Extracted data entries:
++++++
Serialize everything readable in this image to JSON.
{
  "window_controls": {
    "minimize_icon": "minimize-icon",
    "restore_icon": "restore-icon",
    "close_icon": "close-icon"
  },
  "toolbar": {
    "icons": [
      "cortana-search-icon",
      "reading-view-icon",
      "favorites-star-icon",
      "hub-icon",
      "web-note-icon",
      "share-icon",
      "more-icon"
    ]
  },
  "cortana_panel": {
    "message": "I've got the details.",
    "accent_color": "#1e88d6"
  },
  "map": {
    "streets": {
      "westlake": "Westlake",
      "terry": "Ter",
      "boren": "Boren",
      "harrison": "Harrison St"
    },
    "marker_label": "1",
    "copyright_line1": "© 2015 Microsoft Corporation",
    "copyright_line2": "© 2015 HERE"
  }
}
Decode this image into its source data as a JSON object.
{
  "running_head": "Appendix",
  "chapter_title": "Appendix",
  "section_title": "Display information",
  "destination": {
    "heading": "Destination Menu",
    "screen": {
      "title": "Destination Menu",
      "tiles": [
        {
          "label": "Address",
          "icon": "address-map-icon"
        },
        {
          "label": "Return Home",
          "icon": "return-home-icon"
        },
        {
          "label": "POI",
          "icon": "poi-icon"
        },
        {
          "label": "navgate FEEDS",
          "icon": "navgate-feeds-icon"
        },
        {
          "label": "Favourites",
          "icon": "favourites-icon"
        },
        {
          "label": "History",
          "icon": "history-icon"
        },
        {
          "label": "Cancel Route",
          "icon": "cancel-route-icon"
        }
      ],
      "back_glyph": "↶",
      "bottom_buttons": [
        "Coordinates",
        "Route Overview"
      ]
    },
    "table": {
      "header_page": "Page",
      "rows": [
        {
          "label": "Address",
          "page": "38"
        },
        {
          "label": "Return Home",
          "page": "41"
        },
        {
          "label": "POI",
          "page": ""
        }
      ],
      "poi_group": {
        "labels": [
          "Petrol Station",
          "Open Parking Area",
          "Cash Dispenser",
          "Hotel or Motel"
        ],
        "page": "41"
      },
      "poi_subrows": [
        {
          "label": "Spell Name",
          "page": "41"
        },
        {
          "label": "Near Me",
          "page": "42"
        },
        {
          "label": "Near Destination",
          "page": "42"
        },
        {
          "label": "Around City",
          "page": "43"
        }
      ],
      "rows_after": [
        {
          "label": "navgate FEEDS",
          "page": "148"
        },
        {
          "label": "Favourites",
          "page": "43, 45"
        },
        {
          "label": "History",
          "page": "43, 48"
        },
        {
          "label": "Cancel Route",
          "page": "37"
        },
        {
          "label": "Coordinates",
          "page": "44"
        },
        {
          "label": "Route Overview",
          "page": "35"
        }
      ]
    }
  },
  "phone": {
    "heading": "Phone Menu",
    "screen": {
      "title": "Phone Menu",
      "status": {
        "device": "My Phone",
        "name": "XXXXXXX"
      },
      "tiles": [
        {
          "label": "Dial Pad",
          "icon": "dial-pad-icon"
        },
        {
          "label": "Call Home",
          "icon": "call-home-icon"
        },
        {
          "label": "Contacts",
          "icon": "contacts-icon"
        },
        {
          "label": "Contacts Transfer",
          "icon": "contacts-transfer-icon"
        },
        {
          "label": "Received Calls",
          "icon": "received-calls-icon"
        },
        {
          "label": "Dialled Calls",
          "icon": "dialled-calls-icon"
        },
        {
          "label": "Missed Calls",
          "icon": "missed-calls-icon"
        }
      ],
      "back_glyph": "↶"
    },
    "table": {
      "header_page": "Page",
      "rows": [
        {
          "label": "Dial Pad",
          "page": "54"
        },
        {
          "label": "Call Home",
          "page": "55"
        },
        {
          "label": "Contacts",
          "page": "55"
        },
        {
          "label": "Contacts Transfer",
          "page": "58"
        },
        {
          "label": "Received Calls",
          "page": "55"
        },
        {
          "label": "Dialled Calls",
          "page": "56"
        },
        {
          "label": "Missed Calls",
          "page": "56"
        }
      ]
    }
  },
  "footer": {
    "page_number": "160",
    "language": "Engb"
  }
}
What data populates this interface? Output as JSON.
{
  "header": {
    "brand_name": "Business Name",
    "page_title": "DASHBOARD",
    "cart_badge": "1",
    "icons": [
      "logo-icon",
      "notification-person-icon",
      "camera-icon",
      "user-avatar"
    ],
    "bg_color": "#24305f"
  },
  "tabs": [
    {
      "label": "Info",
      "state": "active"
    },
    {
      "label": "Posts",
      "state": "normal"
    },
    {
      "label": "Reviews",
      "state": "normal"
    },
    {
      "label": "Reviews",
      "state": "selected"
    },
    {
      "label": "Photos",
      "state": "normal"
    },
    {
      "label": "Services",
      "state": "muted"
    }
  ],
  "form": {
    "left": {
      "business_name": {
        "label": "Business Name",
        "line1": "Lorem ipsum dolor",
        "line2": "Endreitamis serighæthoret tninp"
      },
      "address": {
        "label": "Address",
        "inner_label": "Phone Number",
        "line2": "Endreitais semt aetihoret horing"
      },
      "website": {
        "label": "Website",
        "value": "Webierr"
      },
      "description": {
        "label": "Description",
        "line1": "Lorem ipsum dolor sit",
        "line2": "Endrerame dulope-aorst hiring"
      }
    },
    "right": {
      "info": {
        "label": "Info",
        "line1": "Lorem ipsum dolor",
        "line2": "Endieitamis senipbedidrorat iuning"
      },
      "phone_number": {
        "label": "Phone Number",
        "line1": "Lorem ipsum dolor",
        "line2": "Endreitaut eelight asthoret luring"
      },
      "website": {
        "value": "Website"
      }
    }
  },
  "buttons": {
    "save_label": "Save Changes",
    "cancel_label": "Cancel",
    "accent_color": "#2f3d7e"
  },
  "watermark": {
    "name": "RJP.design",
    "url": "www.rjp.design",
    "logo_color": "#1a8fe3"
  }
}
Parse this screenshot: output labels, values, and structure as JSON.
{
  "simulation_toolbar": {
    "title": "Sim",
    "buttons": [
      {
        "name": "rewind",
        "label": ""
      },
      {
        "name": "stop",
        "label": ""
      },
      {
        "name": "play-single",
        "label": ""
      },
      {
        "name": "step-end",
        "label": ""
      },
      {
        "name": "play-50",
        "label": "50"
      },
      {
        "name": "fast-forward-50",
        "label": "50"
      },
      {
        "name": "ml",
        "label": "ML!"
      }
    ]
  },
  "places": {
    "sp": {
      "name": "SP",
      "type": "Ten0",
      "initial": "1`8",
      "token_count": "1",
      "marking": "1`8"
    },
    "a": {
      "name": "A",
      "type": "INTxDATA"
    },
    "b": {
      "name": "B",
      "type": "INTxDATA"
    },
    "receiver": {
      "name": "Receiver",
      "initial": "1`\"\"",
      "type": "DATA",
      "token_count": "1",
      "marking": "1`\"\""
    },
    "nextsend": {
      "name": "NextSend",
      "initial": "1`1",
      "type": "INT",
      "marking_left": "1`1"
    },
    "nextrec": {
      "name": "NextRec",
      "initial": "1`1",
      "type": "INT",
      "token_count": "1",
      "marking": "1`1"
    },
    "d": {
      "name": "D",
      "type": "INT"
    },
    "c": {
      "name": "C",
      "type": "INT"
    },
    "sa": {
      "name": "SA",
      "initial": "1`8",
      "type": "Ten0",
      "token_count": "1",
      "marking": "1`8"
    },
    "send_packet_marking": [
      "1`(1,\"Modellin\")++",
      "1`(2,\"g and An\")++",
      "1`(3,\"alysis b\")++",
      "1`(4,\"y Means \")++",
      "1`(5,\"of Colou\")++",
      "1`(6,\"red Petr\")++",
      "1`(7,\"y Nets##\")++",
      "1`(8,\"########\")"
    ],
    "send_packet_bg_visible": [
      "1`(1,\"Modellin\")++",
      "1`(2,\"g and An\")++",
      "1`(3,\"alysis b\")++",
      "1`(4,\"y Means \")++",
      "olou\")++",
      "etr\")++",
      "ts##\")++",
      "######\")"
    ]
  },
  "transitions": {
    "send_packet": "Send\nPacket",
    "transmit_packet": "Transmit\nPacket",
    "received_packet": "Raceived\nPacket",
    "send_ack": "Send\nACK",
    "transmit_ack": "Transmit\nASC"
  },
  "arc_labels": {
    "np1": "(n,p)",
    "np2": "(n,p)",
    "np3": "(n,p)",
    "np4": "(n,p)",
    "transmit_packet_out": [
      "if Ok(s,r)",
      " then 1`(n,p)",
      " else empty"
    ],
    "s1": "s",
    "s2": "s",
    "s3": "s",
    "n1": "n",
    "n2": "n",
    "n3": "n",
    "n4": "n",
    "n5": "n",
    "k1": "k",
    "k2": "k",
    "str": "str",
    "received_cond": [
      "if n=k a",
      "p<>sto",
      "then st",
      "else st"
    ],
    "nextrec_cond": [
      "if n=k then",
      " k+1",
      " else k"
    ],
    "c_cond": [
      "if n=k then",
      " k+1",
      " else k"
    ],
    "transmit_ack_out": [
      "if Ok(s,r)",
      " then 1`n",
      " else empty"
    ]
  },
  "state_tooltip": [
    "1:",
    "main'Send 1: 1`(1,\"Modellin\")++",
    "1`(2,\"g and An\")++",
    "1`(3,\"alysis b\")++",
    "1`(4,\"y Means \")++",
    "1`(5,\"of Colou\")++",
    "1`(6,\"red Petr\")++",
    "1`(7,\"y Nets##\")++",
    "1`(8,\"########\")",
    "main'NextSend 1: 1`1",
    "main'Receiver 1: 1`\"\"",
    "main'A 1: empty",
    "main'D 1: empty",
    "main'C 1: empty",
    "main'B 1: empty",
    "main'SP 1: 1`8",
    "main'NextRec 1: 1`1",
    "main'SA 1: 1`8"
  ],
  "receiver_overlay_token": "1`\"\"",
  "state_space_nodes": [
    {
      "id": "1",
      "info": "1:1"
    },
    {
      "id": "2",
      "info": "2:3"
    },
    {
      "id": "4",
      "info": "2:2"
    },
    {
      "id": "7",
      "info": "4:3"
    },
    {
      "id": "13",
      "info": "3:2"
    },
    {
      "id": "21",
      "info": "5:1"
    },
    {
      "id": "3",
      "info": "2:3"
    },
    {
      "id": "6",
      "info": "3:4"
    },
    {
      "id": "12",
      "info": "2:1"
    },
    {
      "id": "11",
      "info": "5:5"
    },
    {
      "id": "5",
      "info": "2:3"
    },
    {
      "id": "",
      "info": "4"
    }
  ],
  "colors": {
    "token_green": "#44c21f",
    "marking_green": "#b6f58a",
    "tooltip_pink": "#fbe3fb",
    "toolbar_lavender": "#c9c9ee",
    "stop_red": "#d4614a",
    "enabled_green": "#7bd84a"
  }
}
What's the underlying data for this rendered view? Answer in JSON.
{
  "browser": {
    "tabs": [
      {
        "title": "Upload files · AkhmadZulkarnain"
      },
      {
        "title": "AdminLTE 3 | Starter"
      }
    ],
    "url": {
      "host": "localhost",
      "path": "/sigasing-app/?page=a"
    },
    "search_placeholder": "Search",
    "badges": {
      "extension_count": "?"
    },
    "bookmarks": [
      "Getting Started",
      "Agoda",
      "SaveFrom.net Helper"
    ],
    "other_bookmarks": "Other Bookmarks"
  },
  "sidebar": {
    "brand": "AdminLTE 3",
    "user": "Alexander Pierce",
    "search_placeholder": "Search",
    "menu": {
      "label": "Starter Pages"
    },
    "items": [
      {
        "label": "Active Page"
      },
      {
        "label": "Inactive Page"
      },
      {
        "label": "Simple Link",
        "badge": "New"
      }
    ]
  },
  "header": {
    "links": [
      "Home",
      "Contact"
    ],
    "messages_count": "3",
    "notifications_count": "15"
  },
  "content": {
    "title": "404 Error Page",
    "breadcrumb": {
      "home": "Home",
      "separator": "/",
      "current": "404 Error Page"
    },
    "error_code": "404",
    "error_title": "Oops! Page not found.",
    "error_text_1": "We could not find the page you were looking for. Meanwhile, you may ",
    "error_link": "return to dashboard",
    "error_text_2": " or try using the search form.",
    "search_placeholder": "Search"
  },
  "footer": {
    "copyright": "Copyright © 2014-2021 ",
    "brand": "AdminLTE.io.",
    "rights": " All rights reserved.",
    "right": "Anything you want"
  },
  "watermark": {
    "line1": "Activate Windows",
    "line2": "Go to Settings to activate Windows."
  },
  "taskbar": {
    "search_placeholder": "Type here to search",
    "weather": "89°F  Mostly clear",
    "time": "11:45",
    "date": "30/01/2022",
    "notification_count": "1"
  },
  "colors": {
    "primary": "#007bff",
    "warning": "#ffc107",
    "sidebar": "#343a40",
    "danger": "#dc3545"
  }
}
++++++
GOAL OF THE EXERCISE: Wherever the string "empty" appears in the entries above, list that line.

SOLVED EXERCISE:
      " else empty"
      " else empty"
    "main'A 1: empty",
    "main'D 1: empty",
    "main'C 1: empty",
    "main'B 1: empty",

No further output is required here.